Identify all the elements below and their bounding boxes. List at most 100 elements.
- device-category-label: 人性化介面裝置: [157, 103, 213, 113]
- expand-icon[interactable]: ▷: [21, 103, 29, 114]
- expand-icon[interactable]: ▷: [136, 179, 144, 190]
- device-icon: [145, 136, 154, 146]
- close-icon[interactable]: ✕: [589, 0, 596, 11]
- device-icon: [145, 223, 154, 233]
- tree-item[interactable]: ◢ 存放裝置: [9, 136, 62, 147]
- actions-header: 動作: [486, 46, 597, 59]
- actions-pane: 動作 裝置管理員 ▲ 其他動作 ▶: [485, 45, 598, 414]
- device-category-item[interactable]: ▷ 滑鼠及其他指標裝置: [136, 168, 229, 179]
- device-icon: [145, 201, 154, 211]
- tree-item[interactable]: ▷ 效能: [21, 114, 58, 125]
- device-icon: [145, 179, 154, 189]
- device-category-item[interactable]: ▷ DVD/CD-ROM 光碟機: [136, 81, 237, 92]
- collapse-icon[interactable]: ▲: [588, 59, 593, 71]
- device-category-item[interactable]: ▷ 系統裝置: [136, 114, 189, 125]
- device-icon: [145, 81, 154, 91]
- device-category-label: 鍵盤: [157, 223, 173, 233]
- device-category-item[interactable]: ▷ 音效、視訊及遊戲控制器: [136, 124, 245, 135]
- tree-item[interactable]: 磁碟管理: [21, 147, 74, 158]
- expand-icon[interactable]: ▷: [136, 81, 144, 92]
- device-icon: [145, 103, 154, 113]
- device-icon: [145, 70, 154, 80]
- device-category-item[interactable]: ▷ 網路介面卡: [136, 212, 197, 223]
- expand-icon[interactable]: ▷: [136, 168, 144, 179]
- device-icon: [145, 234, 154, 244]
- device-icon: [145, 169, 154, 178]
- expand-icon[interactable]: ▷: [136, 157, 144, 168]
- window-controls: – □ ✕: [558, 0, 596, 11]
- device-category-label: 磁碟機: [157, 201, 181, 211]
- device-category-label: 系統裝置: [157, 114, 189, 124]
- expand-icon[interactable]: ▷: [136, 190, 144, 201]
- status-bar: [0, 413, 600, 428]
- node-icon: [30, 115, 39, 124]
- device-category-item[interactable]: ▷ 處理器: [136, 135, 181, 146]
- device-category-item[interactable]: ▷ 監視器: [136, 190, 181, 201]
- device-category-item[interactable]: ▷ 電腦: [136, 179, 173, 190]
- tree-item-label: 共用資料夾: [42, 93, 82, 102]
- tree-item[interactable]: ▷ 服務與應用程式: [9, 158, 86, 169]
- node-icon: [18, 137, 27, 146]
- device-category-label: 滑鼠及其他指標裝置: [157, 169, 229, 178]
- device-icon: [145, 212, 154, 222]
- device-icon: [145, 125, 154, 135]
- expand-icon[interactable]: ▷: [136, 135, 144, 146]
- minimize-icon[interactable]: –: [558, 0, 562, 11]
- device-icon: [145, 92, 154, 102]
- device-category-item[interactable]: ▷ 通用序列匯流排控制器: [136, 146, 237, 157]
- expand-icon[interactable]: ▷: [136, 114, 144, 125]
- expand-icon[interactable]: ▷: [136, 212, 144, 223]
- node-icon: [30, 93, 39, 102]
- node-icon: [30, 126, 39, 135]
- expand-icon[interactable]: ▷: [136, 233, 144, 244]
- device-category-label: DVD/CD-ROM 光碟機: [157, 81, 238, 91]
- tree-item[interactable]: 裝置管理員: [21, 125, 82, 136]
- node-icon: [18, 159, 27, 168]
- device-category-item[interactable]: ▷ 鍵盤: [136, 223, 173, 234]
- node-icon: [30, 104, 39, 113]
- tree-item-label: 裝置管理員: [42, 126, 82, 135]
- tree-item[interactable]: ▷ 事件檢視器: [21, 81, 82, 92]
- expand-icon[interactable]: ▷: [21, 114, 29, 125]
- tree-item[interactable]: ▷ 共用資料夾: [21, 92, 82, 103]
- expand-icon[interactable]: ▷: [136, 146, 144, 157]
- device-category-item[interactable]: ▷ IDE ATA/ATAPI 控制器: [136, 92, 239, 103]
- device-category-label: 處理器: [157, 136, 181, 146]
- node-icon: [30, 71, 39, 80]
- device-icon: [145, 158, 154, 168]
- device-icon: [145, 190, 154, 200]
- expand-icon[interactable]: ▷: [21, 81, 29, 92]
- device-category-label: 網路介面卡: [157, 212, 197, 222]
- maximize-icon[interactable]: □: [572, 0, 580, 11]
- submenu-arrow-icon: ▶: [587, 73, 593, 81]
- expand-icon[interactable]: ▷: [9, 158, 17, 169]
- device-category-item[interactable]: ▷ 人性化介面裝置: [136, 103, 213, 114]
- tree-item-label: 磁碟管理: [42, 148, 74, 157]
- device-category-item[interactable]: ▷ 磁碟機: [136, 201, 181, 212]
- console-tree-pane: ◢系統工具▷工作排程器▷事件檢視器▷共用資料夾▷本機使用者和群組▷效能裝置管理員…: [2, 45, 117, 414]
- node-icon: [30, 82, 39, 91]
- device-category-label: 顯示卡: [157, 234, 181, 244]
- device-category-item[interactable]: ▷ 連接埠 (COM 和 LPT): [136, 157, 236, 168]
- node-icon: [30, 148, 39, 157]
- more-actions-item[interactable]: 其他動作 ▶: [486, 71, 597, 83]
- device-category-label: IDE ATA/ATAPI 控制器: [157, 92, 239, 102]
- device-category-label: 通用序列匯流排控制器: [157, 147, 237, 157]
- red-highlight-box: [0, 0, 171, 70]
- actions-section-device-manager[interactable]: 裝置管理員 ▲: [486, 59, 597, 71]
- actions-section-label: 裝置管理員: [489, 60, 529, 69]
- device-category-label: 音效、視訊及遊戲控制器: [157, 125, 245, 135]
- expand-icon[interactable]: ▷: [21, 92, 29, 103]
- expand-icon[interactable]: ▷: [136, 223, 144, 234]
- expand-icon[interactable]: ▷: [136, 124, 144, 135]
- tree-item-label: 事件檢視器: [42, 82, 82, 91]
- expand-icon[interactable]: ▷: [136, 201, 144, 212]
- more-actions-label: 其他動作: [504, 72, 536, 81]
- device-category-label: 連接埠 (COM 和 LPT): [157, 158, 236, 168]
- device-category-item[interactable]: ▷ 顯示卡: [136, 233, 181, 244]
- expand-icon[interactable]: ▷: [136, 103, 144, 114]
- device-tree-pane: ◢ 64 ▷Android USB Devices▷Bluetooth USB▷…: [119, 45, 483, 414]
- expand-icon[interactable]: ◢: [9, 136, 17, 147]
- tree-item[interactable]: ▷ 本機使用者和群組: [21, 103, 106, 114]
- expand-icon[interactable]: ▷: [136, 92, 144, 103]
★ ★ ★ ★ ★
▶ _DO THIS_:
Reproduce verbatim the lines above, from the first line up to and including the line that contains "190, 181, 201]".

▶ _SOLUTION FOR THIS TASK_:
Identify all the elements below and their bounding boxes. List at most 100 elements.
- device-category-label: 人性化介面裝置: [157, 103, 213, 113]
- expand-icon[interactable]: ▷: [21, 103, 29, 114]
- expand-icon[interactable]: ▷: [136, 179, 144, 190]
- device-icon: [145, 136, 154, 146]
- close-icon[interactable]: ✕: [589, 0, 596, 11]
- device-icon: [145, 223, 154, 233]
- tree-item[interactable]: ◢ 存放裝置: [9, 136, 62, 147]
- actions-header: 動作: [486, 46, 597, 59]
- actions-pane: 動作 裝置管理員 ▲ 其他動作 ▶: [485, 45, 598, 414]
- device-category-item[interactable]: ▷ 滑鼠及其他指標裝置: [136, 168, 229, 179]
- device-icon: [145, 201, 154, 211]
- tree-item[interactable]: ▷ 效能: [21, 114, 58, 125]
- device-icon: [145, 179, 154, 189]
- device-category-item[interactable]: ▷ DVD/CD-ROM 光碟機: [136, 81, 237, 92]
- collapse-icon[interactable]: ▲: [588, 59, 593, 71]
- device-category-item[interactable]: ▷ 系統裝置: [136, 114, 189, 125]
- device-icon: [145, 81, 154, 91]
- device-category-label: 鍵盤: [157, 223, 173, 233]
- device-category-item[interactable]: ▷ 音效、視訊及遊戲控制器: [136, 124, 245, 135]
- tree-item[interactable]: 磁碟管理: [21, 147, 74, 158]
- expand-icon[interactable]: ▷: [136, 81, 144, 92]
- device-icon: [145, 103, 154, 113]
- device-icon: [145, 70, 154, 80]
- device-category-item[interactable]: ▷ 網路介面卡: [136, 212, 197, 223]
- expand-icon[interactable]: ▷: [136, 168, 144, 179]
- device-icon: [145, 234, 154, 244]
- device-icon: [145, 169, 154, 178]
- expand-icon[interactable]: ▷: [136, 157, 144, 168]
- window-controls: – □ ✕: [558, 0, 596, 11]
- device-category-label: 磁碟機: [157, 201, 181, 211]
- device-category-label: 系統裝置: [157, 114, 189, 124]
- expand-icon[interactable]: ▷: [136, 190, 144, 201]
- status-bar: [0, 413, 600, 428]
- node-icon: [30, 115, 39, 124]
- device-category-item[interactable]: ▷ 處理器: [136, 135, 181, 146]
- device-category-item[interactable]: ▷ 監視器: [136, 190, 181, 201]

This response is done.